**Task statement**
Transcribe the records that follow exactly. Skip the pictures.

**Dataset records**
'''

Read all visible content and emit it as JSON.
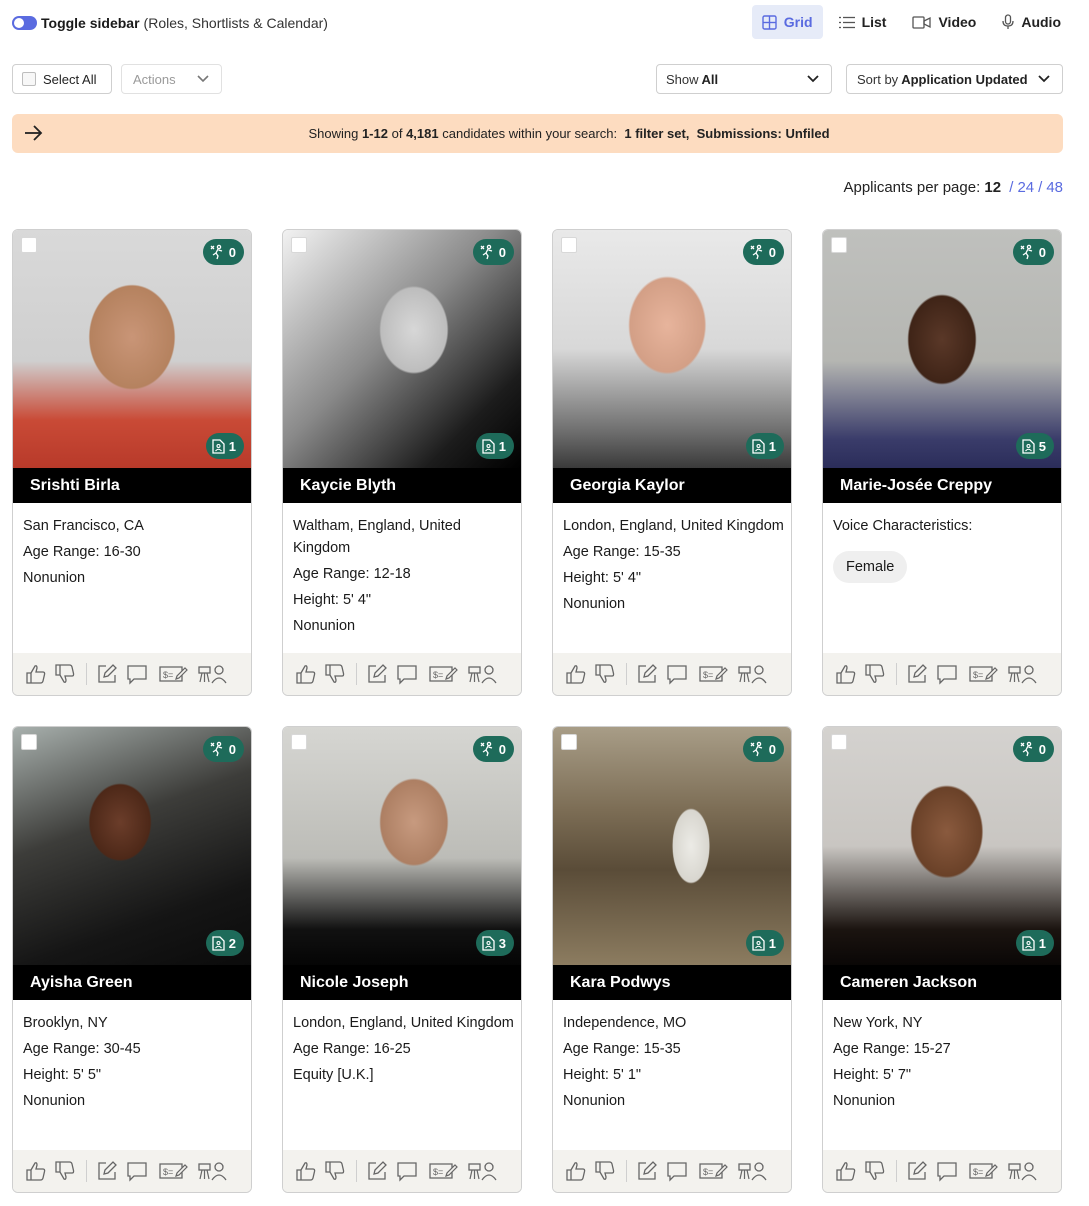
{
  "header": {
    "toggle_label": "Toggle sidebar",
    "toggle_sub": "(Roles, Shortlists & Calendar)",
    "tabs": [
      {
        "label": "Grid",
        "icon": "grid-icon",
        "active": true
      },
      {
        "label": "List",
        "icon": "list-icon",
        "active": false
      },
      {
        "label": "Video",
        "icon": "video-icon",
        "active": false
      },
      {
        "label": "Audio",
        "icon": "microphone-icon",
        "active": false
      }
    ]
  },
  "toolbar": {
    "select_all": "Select All",
    "actions": "Actions",
    "show_prefix": "Show",
    "show_value": "All",
    "sort_prefix": "Sort by",
    "sort_value": "Application Updated"
  },
  "banner": {
    "showing": "Showing",
    "range": "1-12",
    "of": "of",
    "total": "4,181",
    "within": "candidates within your search:",
    "filter": "1 filter set,",
    "submissions": "Submissions: Unfiled"
  },
  "per_page": {
    "label": "Applicants per page:",
    "current": "12",
    "options": [
      "24",
      "48"
    ]
  },
  "colors": {
    "accent": "#5a6be0",
    "badge": "#1e6b5a",
    "banner": "#fddcc0",
    "footer": "#f3f2ee"
  },
  "cards": [
    {
      "name": "Srishti Birla",
      "top_count": "0",
      "bottom_count": "1",
      "lines": [
        "San Francisco, CA",
        "Age Range: 16-30",
        "Nonunion"
      ]
    },
    {
      "name": "Kaycie Blyth",
      "top_count": "0",
      "bottom_count": "1",
      "lines": [
        "Waltham, England, United Kingdom",
        "Age Range: 12-18",
        "Height: 5' 4\"",
        "Nonunion"
      ]
    },
    {
      "name": "Georgia Kaylor",
      "top_count": "0",
      "bottom_count": "1",
      "lines": [
        "London, England, United Kingdom",
        "Age Range: 15-35",
        "Height: 5' 4\"",
        "Nonunion"
      ]
    },
    {
      "name": "Marie-Josée Creppy",
      "top_count": "0",
      "bottom_count": "5",
      "lines": [
        "Voice Characteristics:"
      ],
      "chip": "Female"
    },
    {
      "name": "Ayisha Green",
      "top_count": "0",
      "bottom_count": "2",
      "lines": [
        "Brooklyn, NY",
        "Age Range: 30-45",
        "Height: 5' 5\"",
        "Nonunion"
      ]
    },
    {
      "name": "Nicole Joseph",
      "top_count": "0",
      "bottom_count": "3",
      "lines": [
        "London, England, United Kingdom",
        "Age Range: 16-25",
        "Equity [U.K.]"
      ]
    },
    {
      "name": "Kara Podwys",
      "top_count": "0",
      "bottom_count": "1",
      "lines": [
        "Independence, MO",
        "Age Range: 15-35",
        "Height: 5' 1\"",
        "Nonunion"
      ]
    },
    {
      "name": "Cameren Jackson",
      "top_count": "0",
      "bottom_count": "1",
      "lines": [
        "New York, NY",
        "Age Range: 15-27",
        "Height: 5' 7\"",
        "Nonunion"
      ]
    }
  ]
}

'''

**Result of this task**
Read all visible content and emit it as JSON.
{
  "header": {
    "toggle_label": "Toggle sidebar",
    "toggle_sub": "(Roles, Shortlists & Calendar)",
    "tabs": [
      {
        "label": "Grid",
        "icon": "grid-icon",
        "active": true
      },
      {
        "label": "List",
        "icon": "list-icon",
        "active": false
      },
      {
        "label": "Video",
        "icon": "video-icon",
        "active": false
      },
      {
        "label": "Audio",
        "icon": "microphone-icon",
        "active": false
      }
    ]
  },
  "toolbar": {
    "select_all": "Select All",
    "actions": "Actions",
    "show_prefix": "Show",
    "show_value": "All",
    "sort_prefix": "Sort by",
    "sort_value": "Application Updated"
  },
  "banner": {
    "showing": "Showing",
    "range": "1-12",
    "of": "of",
    "total": "4,181",
    "within": "candidates within your search:",
    "filter": "1 filter set,",
    "submissions": "Submissions: Unfiled"
  },
  "per_page": {
    "label": "Applicants per page:",
    "current": "12",
    "options": [
      "24",
      "48"
    ]
  },
  "colors": {
    "accent": "#5a6be0",
    "badge": "#1e6b5a",
    "banner": "#fddcc0",
    "footer": "#f3f2ee"
  },
  "cards": [
    {
      "name": "Srishti Birla",
      "top_count": "0",
      "bottom_count": "1",
      "lines": [
        "San Francisco, CA",
        "Age Range: 16-30",
        "Nonunion"
      ]
    },
    {
      "name": "Kaycie Blyth",
      "top_count": "0",
      "bottom_count": "1",
      "lines": [
        "Waltham, England, United Kingdom",
        "Age Range: 12-18",
        "Height: 5' 4\"",
        "Nonunion"
      ]
    },
    {
      "name": "Georgia Kaylor",
      "top_count": "0",
      "bottom_count": "1",
      "lines": [
        "London, England, United Kingdom",
        "Age Range: 15-35",
        "Height: 5' 4\"",
        "Nonunion"
      ]
    },
    {
      "name": "Marie-Josée Creppy",
      "top_count": "0",
      "bottom_count": "5",
      "lines": [
        "Voice Characteristics:"
      ],
      "chip": "Female"
    },
    {
      "name": "Ayisha Green",
      "top_count": "0",
      "bottom_count": "2",
      "lines": [
        "Brooklyn, NY",
        "Age Range: 30-45",
        "Height: 5' 5\"",
        "Nonunion"
      ]
    },
    {
      "name": "Nicole Joseph",
      "top_count": "0",
      "bottom_count": "3",
      "lines": [
        "London, England, United Kingdom",
        "Age Range: 16-25",
        "Equity [U.K.]"
      ]
    },
    {
      "name": "Kara Podwys",
      "top_count": "0",
      "bottom_count": "1",
      "lines": [
        "Independence, MO",
        "Age Range: 15-35",
        "Height: 5' 1\"",
        "Nonunion"
      ]
    },
    {
      "name": "Cameren Jackson",
      "top_count": "0",
      "bottom_count": "1",
      "lines": [
        "New York, NY",
        "Age Range: 15-27",
        "Height: 5' 7\"",
        "Nonunion"
      ]
    }
  ]
}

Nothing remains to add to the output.